■ DO THIS ■
In the following material, identify every line holding the string "Advocacy" and return it.

■ DATA PROVIDED ■
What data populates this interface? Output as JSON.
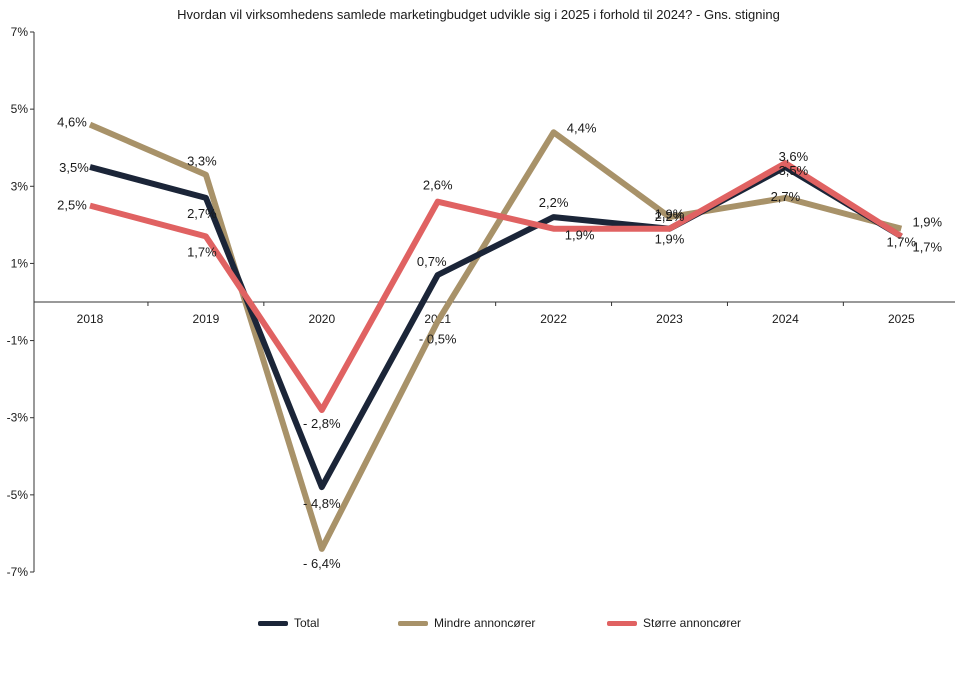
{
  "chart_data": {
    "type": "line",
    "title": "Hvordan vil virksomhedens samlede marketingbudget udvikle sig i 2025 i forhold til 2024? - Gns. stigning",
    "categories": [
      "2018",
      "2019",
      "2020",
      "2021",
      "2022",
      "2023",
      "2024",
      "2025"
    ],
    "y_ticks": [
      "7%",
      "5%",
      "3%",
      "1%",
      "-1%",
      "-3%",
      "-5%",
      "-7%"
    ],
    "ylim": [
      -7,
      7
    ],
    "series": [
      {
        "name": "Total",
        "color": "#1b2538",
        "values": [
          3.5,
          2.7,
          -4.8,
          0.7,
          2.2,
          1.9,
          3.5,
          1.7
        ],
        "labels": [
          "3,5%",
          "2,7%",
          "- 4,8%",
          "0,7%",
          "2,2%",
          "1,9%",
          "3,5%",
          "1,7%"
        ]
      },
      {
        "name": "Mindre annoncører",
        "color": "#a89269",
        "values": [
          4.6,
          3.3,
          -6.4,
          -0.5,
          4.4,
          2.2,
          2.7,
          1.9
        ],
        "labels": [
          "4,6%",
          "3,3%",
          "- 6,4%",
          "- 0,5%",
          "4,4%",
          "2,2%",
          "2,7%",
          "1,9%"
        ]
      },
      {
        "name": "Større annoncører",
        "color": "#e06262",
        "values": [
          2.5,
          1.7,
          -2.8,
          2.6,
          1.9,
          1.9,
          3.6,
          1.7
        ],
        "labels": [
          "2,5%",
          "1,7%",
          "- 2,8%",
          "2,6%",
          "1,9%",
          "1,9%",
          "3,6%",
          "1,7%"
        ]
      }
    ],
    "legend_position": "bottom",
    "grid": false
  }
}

--

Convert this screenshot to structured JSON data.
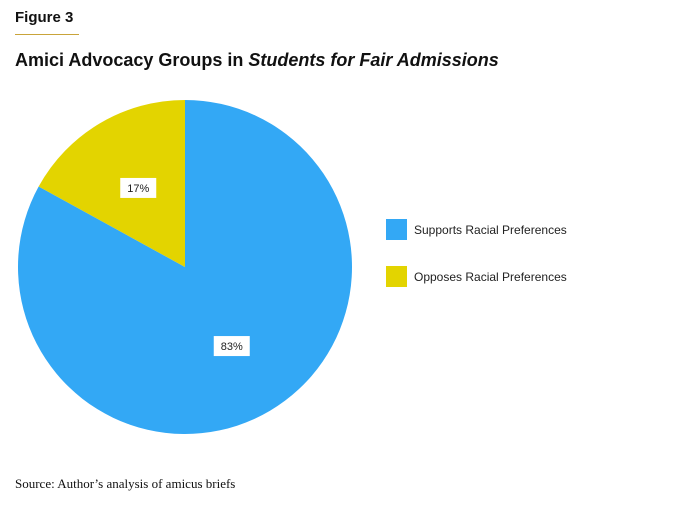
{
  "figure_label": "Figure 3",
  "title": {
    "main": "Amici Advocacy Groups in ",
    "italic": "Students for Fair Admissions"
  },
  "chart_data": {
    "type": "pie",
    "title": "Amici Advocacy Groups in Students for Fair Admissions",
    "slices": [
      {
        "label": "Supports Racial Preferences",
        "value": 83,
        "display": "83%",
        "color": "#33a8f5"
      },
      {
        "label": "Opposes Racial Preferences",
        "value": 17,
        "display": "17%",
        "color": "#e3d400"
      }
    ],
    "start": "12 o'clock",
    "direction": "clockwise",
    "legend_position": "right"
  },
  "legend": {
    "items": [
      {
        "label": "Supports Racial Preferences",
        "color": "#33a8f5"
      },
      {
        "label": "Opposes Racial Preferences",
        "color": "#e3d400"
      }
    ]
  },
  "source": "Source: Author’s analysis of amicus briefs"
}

■ ANSWER TO THIS PROBLEM ■
    "main": "Amici Advocacy Groups in ",
    "title": "Amici Advocacy Groups in Students for Fair Admissions",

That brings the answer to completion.